Locate the string "Varianza" throughout the material and copy every line in which it occurs.
— start INPUT —
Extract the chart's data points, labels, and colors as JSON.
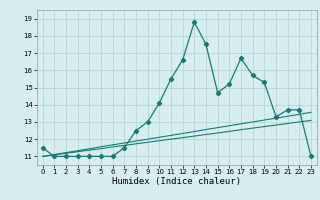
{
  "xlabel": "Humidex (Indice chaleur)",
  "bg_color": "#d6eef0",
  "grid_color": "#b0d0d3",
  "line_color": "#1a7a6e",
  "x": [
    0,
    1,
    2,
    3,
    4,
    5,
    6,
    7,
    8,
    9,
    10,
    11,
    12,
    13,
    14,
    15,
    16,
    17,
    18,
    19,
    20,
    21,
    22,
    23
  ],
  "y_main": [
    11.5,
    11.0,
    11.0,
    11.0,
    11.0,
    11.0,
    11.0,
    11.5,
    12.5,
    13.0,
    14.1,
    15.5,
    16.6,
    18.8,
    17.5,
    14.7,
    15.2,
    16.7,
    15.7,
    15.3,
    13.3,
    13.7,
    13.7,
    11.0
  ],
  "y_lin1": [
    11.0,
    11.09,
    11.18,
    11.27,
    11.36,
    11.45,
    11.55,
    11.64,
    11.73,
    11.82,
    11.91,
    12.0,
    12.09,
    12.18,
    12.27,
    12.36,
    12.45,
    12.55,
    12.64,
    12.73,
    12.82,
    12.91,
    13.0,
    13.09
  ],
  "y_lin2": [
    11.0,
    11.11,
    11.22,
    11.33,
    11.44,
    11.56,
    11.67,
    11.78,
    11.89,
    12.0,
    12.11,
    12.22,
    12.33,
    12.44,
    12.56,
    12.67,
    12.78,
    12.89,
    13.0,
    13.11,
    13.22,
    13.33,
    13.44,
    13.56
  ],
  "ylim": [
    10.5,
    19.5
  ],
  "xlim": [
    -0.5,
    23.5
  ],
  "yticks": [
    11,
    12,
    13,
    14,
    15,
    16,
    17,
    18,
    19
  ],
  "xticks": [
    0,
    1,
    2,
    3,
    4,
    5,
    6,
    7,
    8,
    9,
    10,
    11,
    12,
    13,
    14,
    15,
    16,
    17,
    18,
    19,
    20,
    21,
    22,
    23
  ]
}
— end INPUT —
— start INPUT —
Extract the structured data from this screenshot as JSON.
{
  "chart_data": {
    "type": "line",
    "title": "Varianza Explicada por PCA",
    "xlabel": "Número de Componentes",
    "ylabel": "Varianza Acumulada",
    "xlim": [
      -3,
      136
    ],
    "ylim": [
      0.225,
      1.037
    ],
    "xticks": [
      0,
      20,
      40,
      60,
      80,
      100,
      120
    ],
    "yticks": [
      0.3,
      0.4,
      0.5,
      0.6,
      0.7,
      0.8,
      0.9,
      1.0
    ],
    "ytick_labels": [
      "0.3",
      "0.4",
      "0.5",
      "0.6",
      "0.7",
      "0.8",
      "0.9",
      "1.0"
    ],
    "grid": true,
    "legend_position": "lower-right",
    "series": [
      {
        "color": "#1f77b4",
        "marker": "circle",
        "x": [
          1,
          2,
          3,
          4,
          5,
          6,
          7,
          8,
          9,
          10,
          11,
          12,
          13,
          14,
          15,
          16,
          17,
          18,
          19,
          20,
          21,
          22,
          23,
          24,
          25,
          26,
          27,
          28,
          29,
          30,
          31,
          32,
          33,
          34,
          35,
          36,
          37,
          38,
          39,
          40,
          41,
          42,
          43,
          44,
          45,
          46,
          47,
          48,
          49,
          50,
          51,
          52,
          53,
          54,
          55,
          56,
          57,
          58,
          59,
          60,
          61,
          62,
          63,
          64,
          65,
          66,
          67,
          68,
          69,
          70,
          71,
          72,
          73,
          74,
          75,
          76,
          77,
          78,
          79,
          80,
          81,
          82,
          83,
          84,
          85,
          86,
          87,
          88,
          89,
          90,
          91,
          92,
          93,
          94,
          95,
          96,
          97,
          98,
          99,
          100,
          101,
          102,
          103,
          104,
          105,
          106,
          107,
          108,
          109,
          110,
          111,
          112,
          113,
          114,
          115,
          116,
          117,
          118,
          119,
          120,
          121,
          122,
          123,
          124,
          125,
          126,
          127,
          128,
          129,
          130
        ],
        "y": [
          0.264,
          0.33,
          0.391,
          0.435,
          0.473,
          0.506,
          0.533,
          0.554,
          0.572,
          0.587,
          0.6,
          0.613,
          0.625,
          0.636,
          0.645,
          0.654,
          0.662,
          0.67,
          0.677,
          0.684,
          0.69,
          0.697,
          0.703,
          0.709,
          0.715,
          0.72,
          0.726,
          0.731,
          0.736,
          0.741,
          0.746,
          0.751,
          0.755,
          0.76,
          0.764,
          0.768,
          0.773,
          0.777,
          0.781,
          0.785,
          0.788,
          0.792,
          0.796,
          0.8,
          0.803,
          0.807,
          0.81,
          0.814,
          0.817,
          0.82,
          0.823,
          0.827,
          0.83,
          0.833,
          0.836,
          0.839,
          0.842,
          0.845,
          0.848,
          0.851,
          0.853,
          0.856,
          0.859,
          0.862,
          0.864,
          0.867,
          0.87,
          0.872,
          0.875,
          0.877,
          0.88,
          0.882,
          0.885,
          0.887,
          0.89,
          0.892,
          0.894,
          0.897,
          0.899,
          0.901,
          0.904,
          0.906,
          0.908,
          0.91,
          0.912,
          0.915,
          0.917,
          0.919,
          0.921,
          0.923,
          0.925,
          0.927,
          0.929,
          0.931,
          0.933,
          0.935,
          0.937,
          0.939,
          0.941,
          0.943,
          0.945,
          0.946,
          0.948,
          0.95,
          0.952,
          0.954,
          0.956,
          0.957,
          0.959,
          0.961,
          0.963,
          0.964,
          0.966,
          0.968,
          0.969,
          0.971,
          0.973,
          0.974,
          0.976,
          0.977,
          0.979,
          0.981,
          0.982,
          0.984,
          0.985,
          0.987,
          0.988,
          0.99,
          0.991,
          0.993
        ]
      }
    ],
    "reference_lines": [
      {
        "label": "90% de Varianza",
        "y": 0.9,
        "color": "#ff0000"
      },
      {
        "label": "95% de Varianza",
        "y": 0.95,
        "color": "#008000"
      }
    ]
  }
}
— end INPUT —
WORKED SOLUTION:
    "title": "Varianza Explicada por PCA",
    "ylabel": "Varianza Acumulada",
        "label": "90% de Varianza",
        "label": "95% de Varianza",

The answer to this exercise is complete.